Dataset items:

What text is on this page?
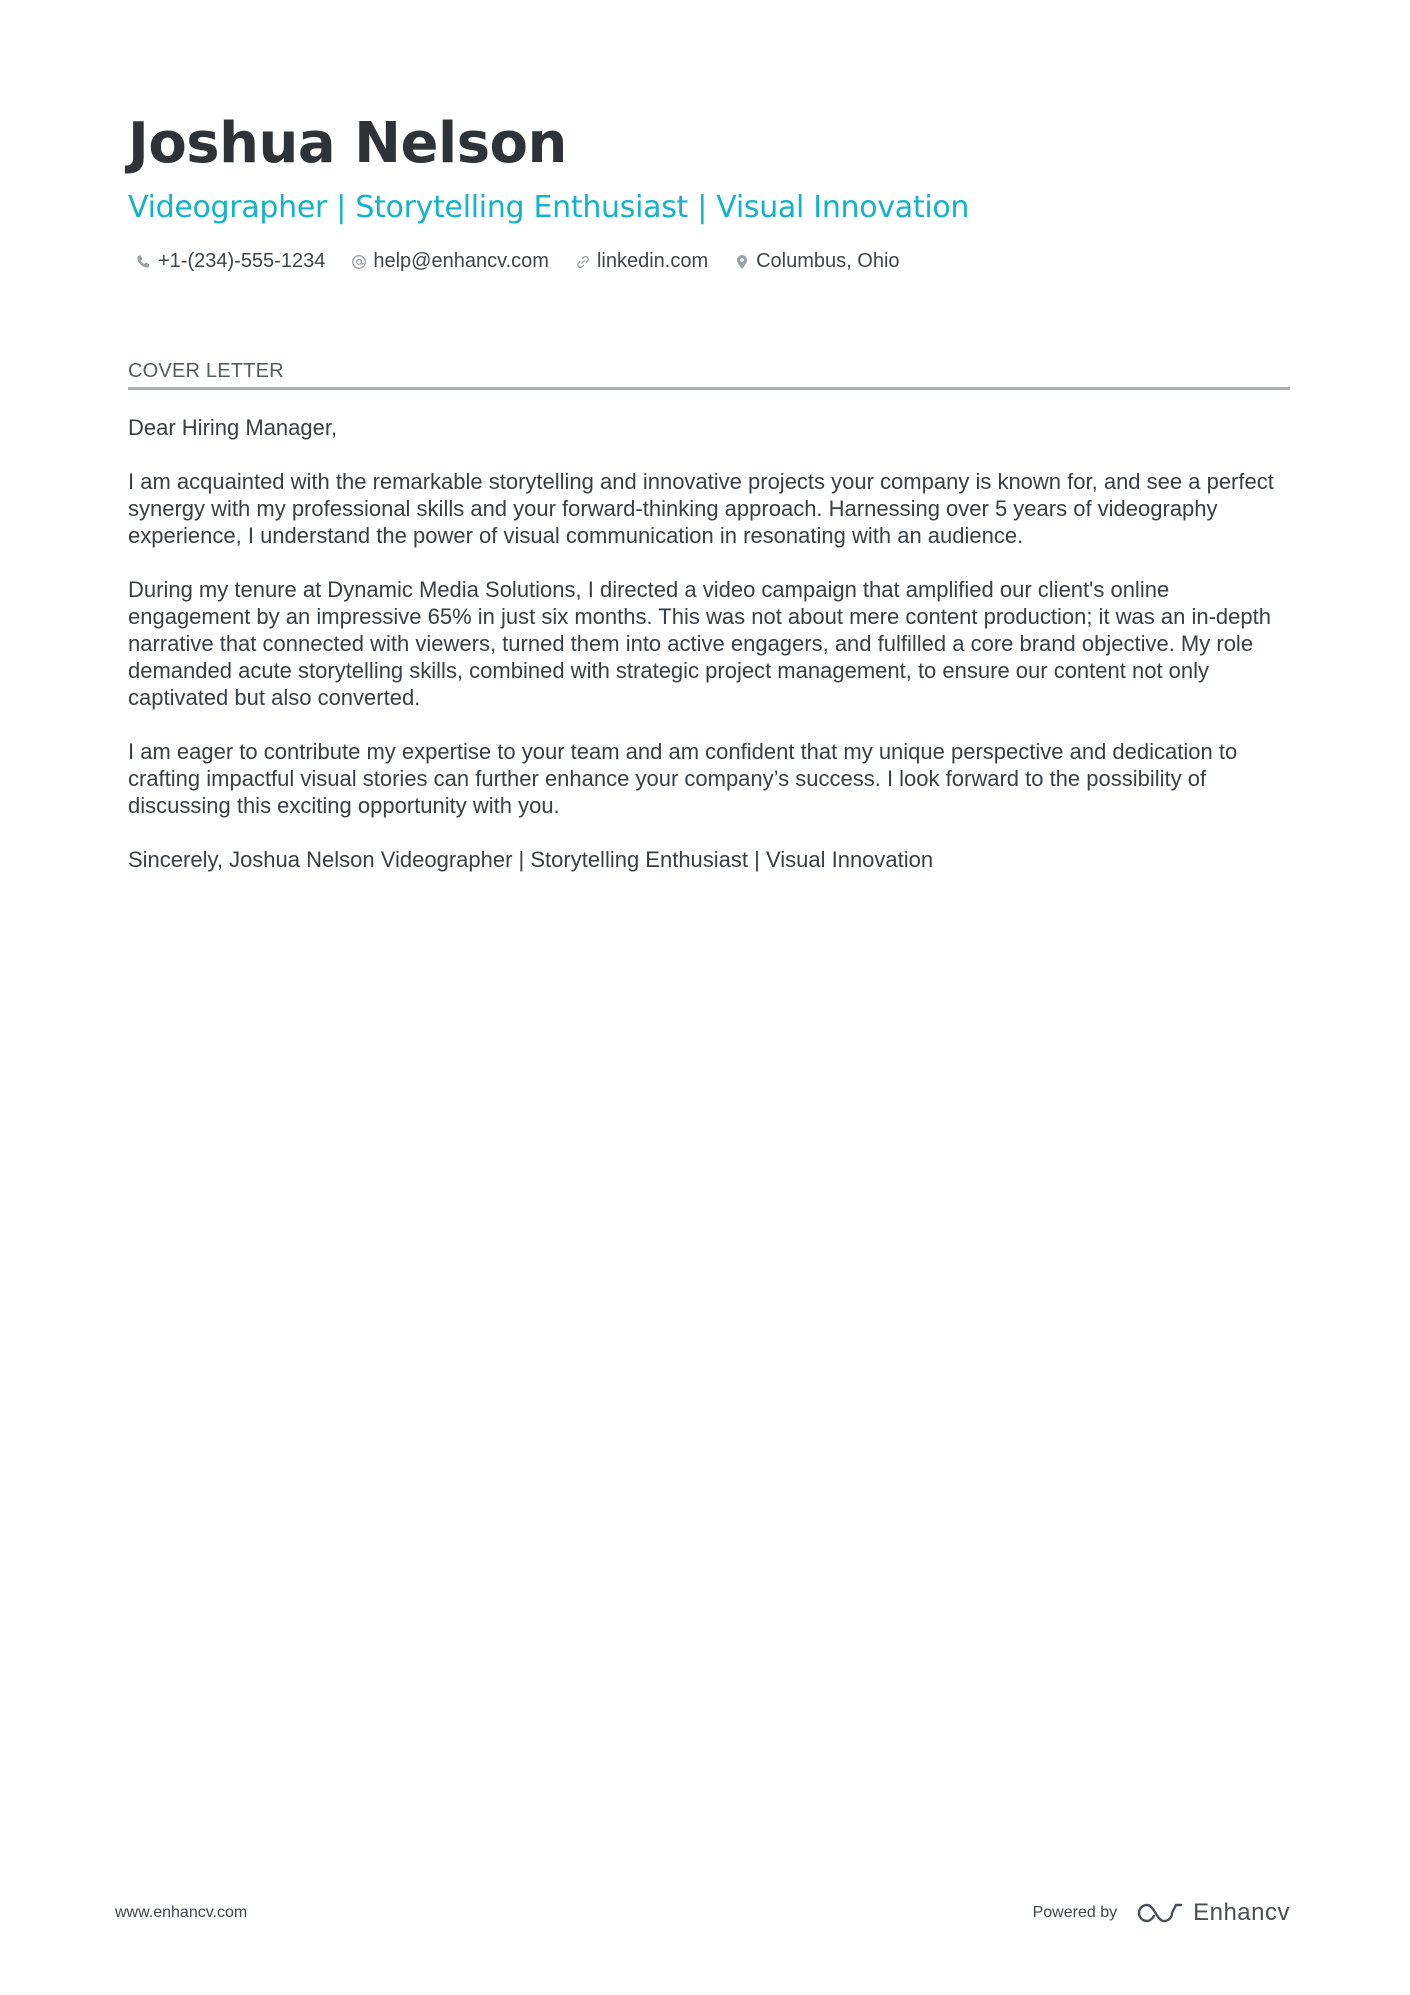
Joshua Nelson
Videographer | Storytelling Enthusiast | Visual Innovation
+1-(234)-555-1234 help@enhancv.com linkedin.com Columbus, Ohio
COVER LETTER

Dear Hiring Manager,

I am acquainted with the remarkable storytelling and innovative projects your company is known for, and see a perfect synergy with my professional skills and your forward-thinking approach. Harnessing over 5 years of videography experience, I understand the power of visual communication in resonating with an audience.

During my tenure at Dynamic Media Solutions, I directed a video campaign that amplified our client's online engagement by an impressive 65% in just six months. This was not about mere content production; it was an in-depth narrative that connected with viewers, turned them into active engagers, and fulfilled a core brand objective. My role demanded acute storytelling skills, combined with strategic project management, to ensure our content not only captivated but also converted.

I am eager to contribute my expertise to your team and am confident that my unique perspective and dedication to crafting impactful visual stories can further enhance your company’s success. I look forward to the possibility of discussing this exciting opportunity with you.

Sincerely, Joshua Nelson Videographer | Storytelling Enthusiast | Visual Innovation

www.enhancv.com	Powered by	Enhancv
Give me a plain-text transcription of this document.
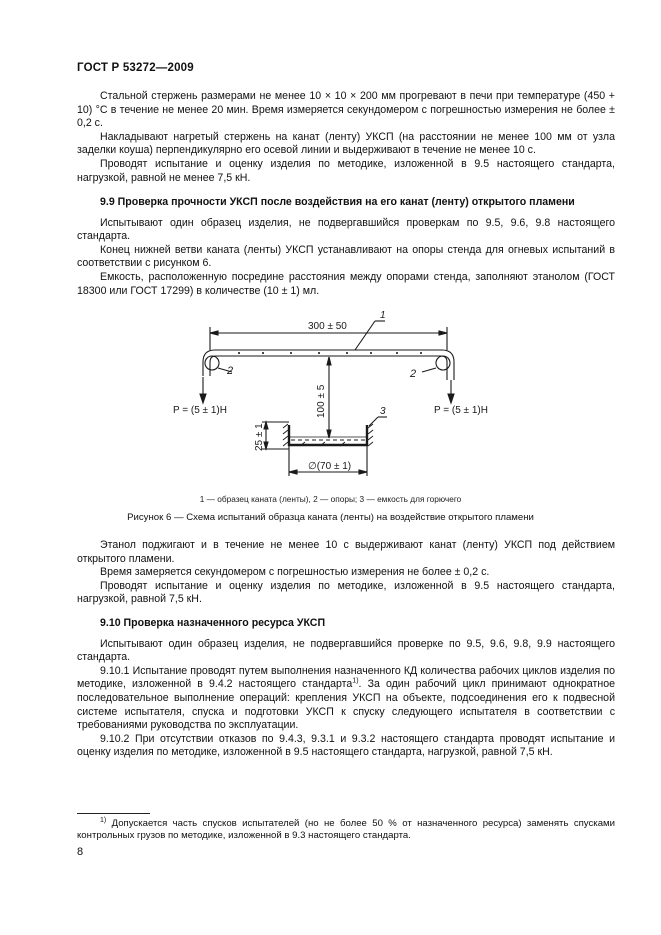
ГОСТ Р 53272—2009

Стальной стержень размерами не менее 10 × 10 × 200 мм прогревают в печи при температуре (450 + 10) °С в течение не менее 20 мин. Время измеряется секундомером с погрешностью измерения не более ± 0,2 с.

Накладывают нагретый стержень на канат (ленту) УКСП (на расстоянии не менее 100 мм от узла заделки коуша) перпендикулярно его осевой линии и выдерживают в течение не менее 10 с.

Проводят испытание и оценку изделия по методике, изложенной в 9.5 настоящего стандарта, нагрузкой, равной не менее 7,5 кН.

9.9 Проверка прочности УКСП после воздействия на его канат (ленту) открытого пламени

Испытывают один образец изделия, не подвергавшийся проверкам по 9.5, 9.6, 9.8 настоящего стандарта.

Конец нижней ветви каната (ленты) УКСП устанавливают на опоры стенда для огневых испытаний в соответствии с рисунком 6.

Емкость, расположенную посредине расстояния между опорами стенда, заполняют этанолом (ГОСТ 18300 или ГОСТ 17299) в количестве (10 ± 1) мл.

300 ± 50
1
2	2
P = (5 ± 1)H	P = (5 ± 1)H
100 ± 5	3
25 ± 1
∅(70 ± 1)
1 — образец каната (ленты), 2 — опоры; 3 — емкость для горючего
Рисунок 6 — Схема испытаний образца каната (ленты) на воздействие открытого пламени

Этанол поджигают и в течение не менее 10 с выдерживают канат (ленту) УКСП под действием открытого пламени.

Время замеряется секундомером с погрешностью измерения не более ± 0,2 с.

Проводят испытание и оценку изделия по методике, изложенной в 9.5 настоящего стандарта, нагрузкой, равной 7,5 кН.

9.10 Проверка назначенного ресурса УКСП

Испытывают один образец изделия, не подвергавшийся проверке по 9.5, 9.6, 9.8, 9.9 настоящего стандарта.

9.10.1 Испытание проводят путем выполнения назначенного КД количества рабочих циклов изделия по методике, изложенной в 9.4.2 настоящего стандарта$^{1)}$. За один рабочий цикл принимают однократное последовательное выполнение операций: крепления УКСП на объекте, подсоединения его к подвесной системе испытателя, спуска и подготовки УКСП к спуску следующего испытателя в соответствии с требованиями руководства по эксплуатации.

9.10.2 При отсутствии отказов по 9.4.3, 9.3.1 и 9.3.2 настоящего стандарта проводят испытание и оценку изделия по методике, изложенной в 9.5 настоящего стандарта, нагрузкой, равной 7,5 кН.

$^{1)}$ Допускается часть спусков испытателей (но не более 50 % от назначенного ресурса) заменять спусками контрольных грузов по методике, изложенной в 9.3 настоящего стандарта.
8
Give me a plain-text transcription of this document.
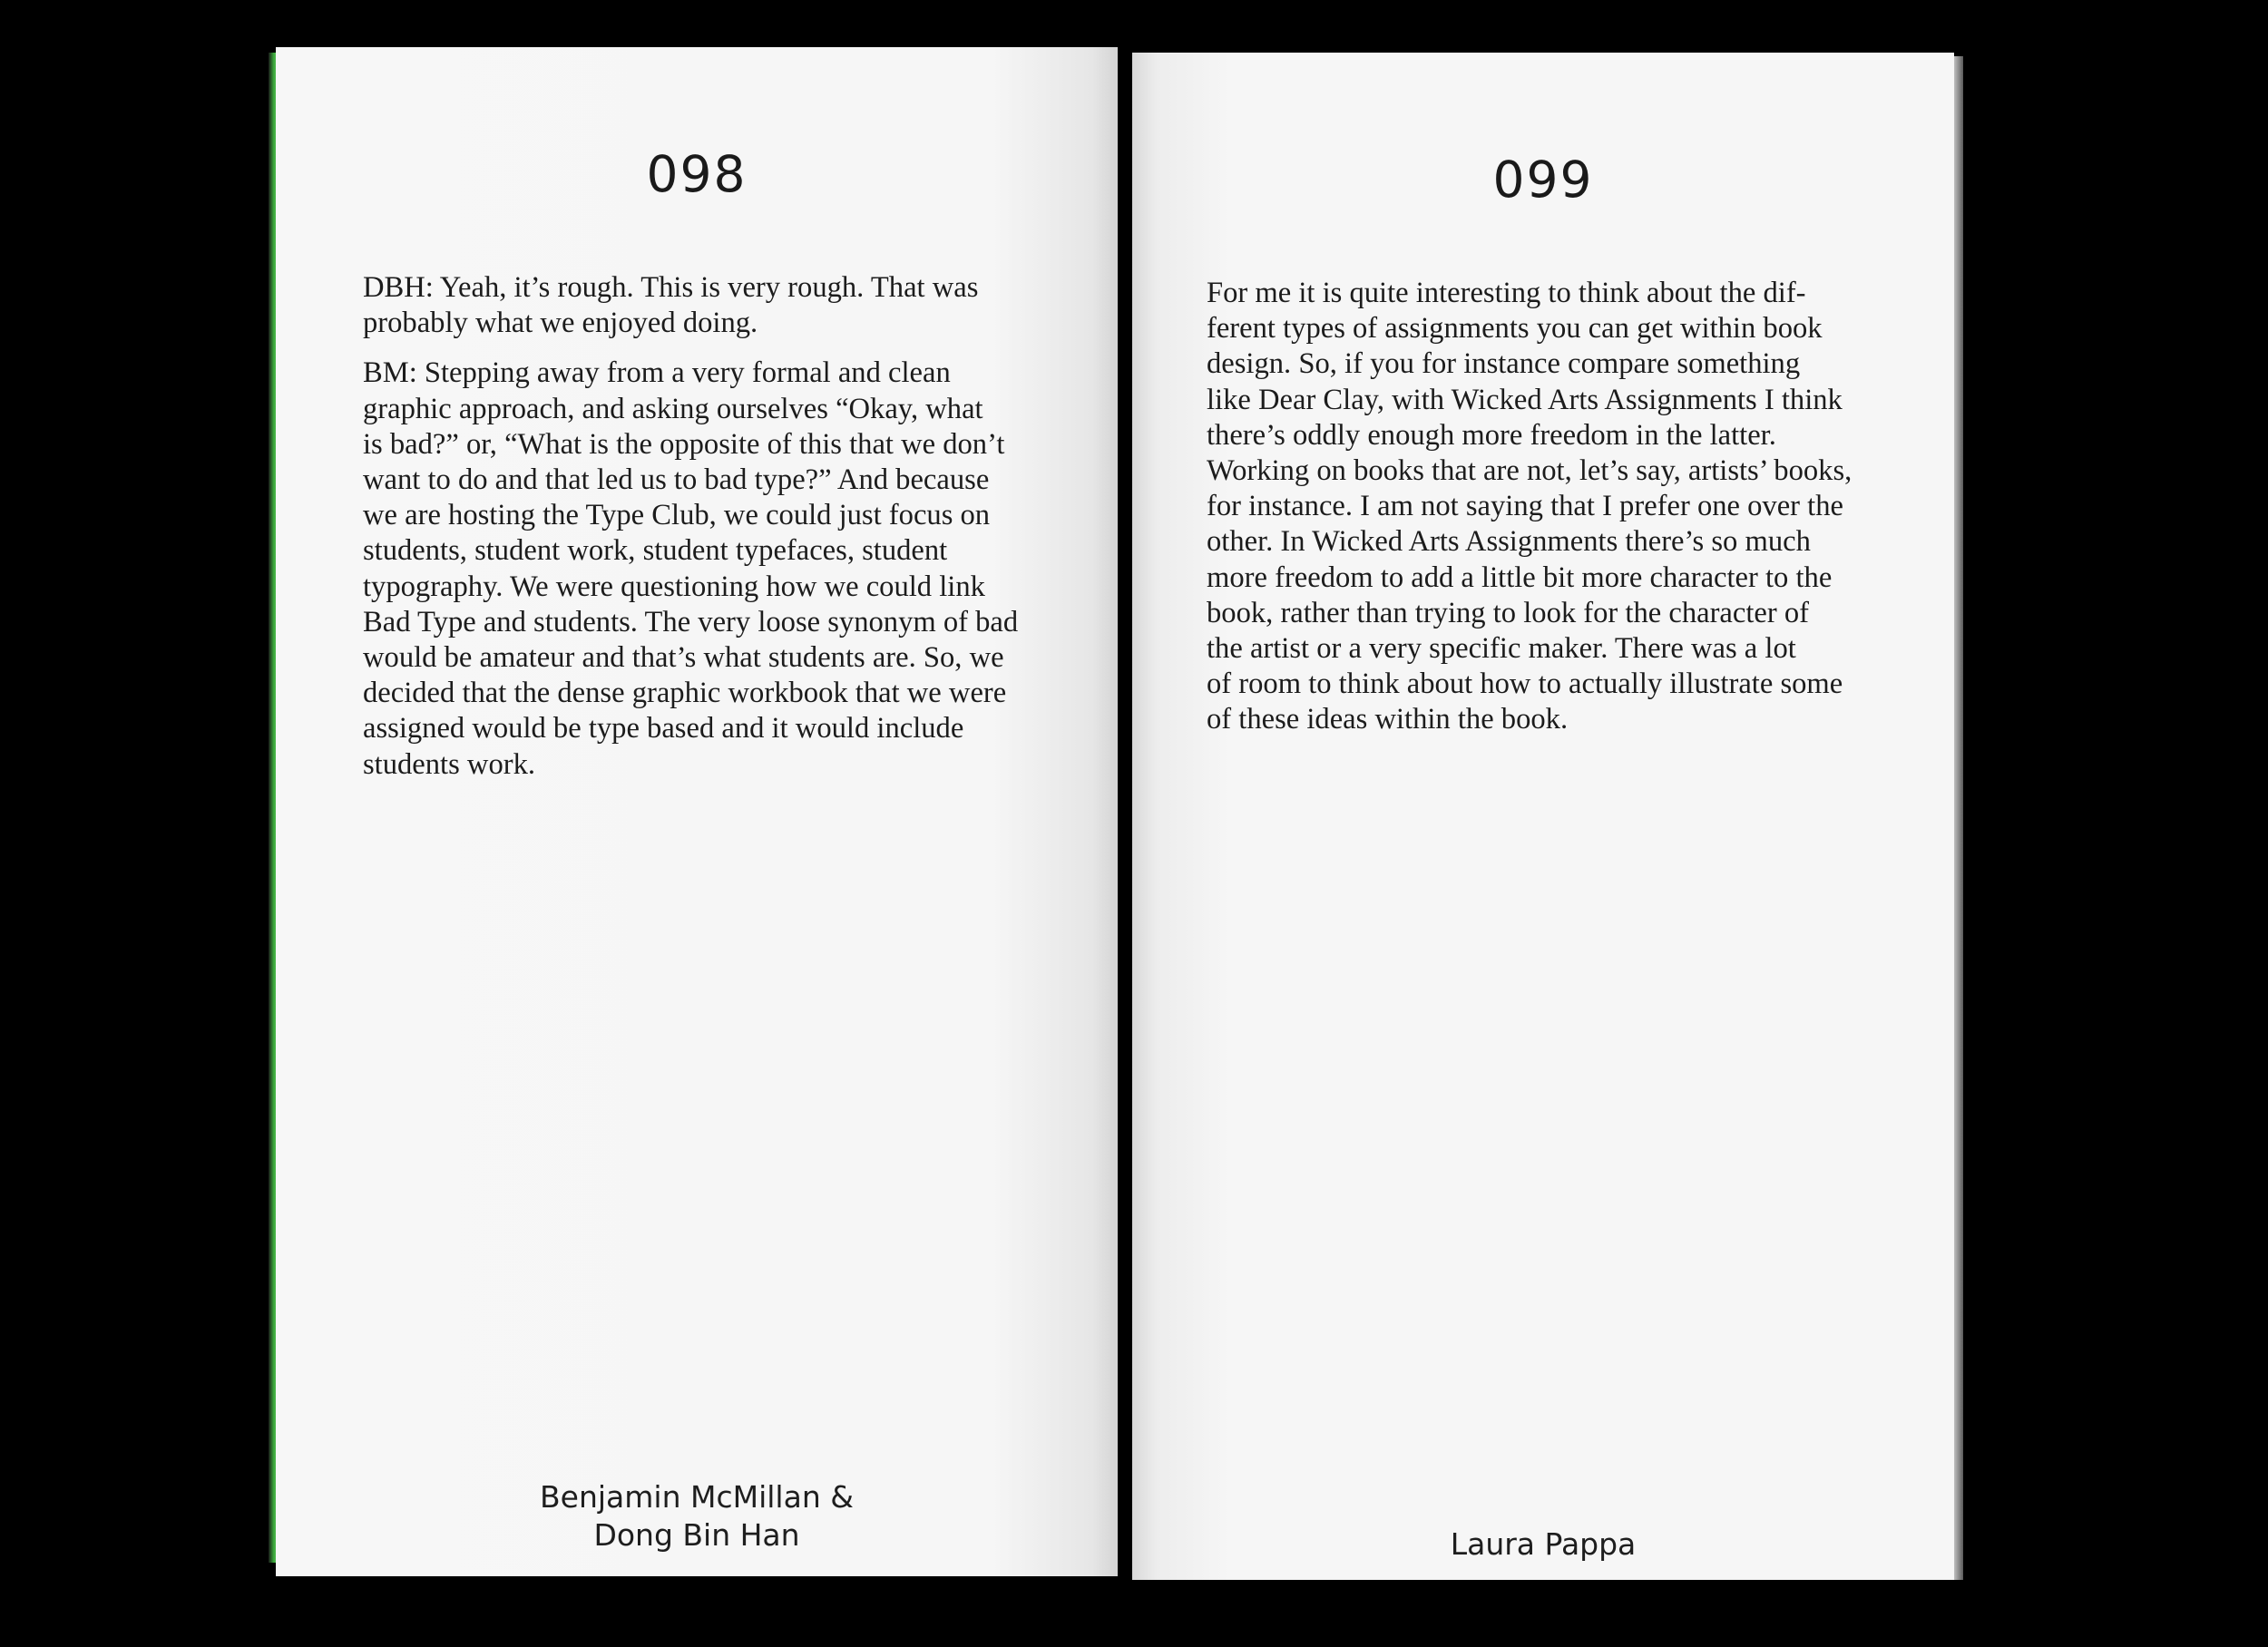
098

DBH: Yeah, it’s rough. This is very rough. That was
probably what we enjoyed doing.

BM: Stepping away from a very formal and clean
graphic approach, and asking ourselves “Okay, what
is bad?” or, “What is the opposite of this that we don’t
want to do and that led us to bad type?” And because
we are hosting the Type Club, we could just focus on
students, student work, student typefaces, student
typography. We were questioning how we could link
Bad Type and students. The very loose synonym of bad
would be amateur and that’s what students are. So, we
decided that the dense graphic workbook that we were
assigned would be type based and it would include
students work.

Benjamin McMillan &
Dong Bin Han
099

For me it is quite interesting to think about the dif-
ferent types of assignments you can get within book
design. So, if you for instance compare something
like Dear Clay, with Wicked Arts Assignments I think
there’s oddly enough more freedom in the latter.
Working on books that are not, let’s say, artists’ books,
for instance. I am not saying that I prefer one over the
other. In Wicked Arts Assignments there’s so much
more freedom to add a little bit more character to the
book, rather than trying to look for the character of
the artist or a very specific maker. There was a lot
of room to think about how to actually illustrate some
of these ideas within the book.

Laura Pappa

_Exercise requirements_
From the entries above, copy every line that holds the word "students".

_Solution_
students, student work, student typefaces, student
Bad Type and students. The very loose synonym of bad
would be amateur and that’s what students are. So, we
students work.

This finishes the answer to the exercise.